Stored records:
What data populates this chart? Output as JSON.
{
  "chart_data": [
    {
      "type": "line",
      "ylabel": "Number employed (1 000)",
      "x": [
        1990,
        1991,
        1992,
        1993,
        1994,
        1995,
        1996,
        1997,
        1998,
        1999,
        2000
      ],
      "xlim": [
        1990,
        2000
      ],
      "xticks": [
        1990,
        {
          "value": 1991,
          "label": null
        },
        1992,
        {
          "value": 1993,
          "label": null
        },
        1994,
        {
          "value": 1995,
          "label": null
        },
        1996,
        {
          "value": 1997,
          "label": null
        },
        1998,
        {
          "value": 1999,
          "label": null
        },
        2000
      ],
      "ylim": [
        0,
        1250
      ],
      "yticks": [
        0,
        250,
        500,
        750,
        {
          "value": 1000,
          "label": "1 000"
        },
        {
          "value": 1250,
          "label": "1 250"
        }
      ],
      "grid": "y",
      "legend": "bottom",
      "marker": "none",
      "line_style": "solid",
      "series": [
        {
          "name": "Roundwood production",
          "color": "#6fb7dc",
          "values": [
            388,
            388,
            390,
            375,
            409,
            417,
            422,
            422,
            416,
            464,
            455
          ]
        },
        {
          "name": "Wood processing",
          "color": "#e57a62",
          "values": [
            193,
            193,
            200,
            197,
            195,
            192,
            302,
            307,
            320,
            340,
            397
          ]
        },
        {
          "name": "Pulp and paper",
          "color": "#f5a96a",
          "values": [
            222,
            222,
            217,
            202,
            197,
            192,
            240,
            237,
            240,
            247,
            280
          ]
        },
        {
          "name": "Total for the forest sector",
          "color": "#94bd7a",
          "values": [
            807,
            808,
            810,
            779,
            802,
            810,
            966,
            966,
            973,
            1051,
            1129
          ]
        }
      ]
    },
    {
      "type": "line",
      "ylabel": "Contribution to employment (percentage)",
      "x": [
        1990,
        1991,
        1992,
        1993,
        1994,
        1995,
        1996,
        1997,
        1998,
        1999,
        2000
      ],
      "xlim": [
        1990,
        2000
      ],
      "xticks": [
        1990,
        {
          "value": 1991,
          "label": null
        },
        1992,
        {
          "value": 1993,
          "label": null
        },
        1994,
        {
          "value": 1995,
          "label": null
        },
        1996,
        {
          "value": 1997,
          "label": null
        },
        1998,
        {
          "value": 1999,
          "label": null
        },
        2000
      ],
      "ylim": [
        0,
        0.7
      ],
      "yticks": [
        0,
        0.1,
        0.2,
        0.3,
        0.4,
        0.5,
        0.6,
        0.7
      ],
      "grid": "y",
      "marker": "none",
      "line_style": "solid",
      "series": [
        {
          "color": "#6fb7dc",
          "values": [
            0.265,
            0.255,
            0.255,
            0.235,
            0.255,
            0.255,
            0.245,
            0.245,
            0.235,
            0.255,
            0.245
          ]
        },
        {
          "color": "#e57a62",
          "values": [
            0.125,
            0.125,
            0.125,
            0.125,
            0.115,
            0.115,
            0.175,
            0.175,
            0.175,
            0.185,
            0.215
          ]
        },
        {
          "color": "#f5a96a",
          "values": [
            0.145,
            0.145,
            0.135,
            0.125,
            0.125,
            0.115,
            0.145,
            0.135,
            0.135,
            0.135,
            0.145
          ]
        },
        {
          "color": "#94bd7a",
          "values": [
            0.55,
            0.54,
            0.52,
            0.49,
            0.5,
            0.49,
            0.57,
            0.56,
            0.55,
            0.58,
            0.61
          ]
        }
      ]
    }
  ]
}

Required work: Please set down all the data word for word.

Result for this task:
What data populates this chart? Output as JSON.
{
  "chart_data": [
    {
      "type": "line",
      "ylabel": "Number employed (1 000)",
      "x": [
        1990,
        1991,
        1992,
        1993,
        1994,
        1995,
        1996,
        1997,
        1998,
        1999,
        2000
      ],
      "xlim": [
        1990,
        2000
      ],
      "xticks": [
        1990,
        {
          "value": 1991,
          "label": null
        },
        1992,
        {
          "value": 1993,
          "label": null
        },
        1994,
        {
          "value": 1995,
          "label": null
        },
        1996,
        {
          "value": 1997,
          "label": null
        },
        1998,
        {
          "value": 1999,
          "label": null
        },
        2000
      ],
      "ylim": [
        0,
        1250
      ],
      "yticks": [
        0,
        250,
        500,
        750,
        {
          "value": 1000,
          "label": "1 000"
        },
        {
          "value": 1250,
          "label": "1 250"
        }
      ],
      "grid": "y",
      "legend": "bottom",
      "marker": "none",
      "line_style": "solid",
      "series": [
        {
          "name": "Roundwood production",
          "color": "#6fb7dc",
          "values": [
            388,
            388,
            390,
            375,
            409,
            417,
            422,
            422,
            416,
            464,
            455
          ]
        },
        {
          "name": "Wood processing",
          "color": "#e57a62",
          "values": [
            193,
            193,
            200,
            197,
            195,
            192,
            302,
            307,
            320,
            340,
            397
          ]
        },
        {
          "name": "Pulp and paper",
          "color": "#f5a96a",
          "values": [
            222,
            222,
            217,
            202,
            197,
            192,
            240,
            237,
            240,
            247,
            280
          ]
        },
        {
          "name": "Total for the forest sector",
          "color": "#94bd7a",
          "values": [
            807,
            808,
            810,
            779,
            802,
            810,
            966,
            966,
            973,
            1051,
            1129
          ]
        }
      ]
    },
    {
      "type": "line",
      "ylabel": "Contribution to employment (percentage)",
      "x": [
        1990,
        1991,
        1992,
        1993,
        1994,
        1995,
        1996,
        1997,
        1998,
        1999,
        2000
      ],
      "xlim": [
        1990,
        2000
      ],
      "xticks": [
        1990,
        {
          "value": 1991,
          "label": null
        },
        1992,
        {
          "value": 1993,
          "label": null
        },
        1994,
        {
          "value": 1995,
          "label": null
        },
        1996,
        {
          "value": 1997,
          "label": null
        },
        1998,
        {
          "value": 1999,
          "label": null
        },
        2000
      ],
      "ylim": [
        0,
        0.7
      ],
      "yticks": [
        0,
        0.1,
        0.2,
        0.3,
        0.4,
        0.5,
        0.6,
        0.7
      ],
      "grid": "y",
      "marker": "none",
      "line_style": "solid",
      "series": [
        {
          "color": "#6fb7dc",
          "values": [
            0.265,
            0.255,
            0.255,
            0.235,
            0.255,
            0.255,
            0.245,
            0.245,
            0.235,
            0.255,
            0.245
          ]
        },
        {
          "color": "#e57a62",
          "values": [
            0.125,
            0.125,
            0.125,
            0.125,
            0.115,
            0.115,
            0.175,
            0.175,
            0.175,
            0.185,
            0.215
          ]
        },
        {
          "color": "#f5a96a",
          "values": [
            0.145,
            0.145,
            0.135,
            0.125,
            0.125,
            0.115,
            0.145,
            0.135,
            0.135,
            0.135,
            0.145
          ]
        },
        {
          "color": "#94bd7a",
          "values": [
            0.55,
            0.54,
            0.52,
            0.49,
            0.5,
            0.49,
            0.57,
            0.56,
            0.55,
            0.58,
            0.61
          ]
        }
      ]
    }
  ]
}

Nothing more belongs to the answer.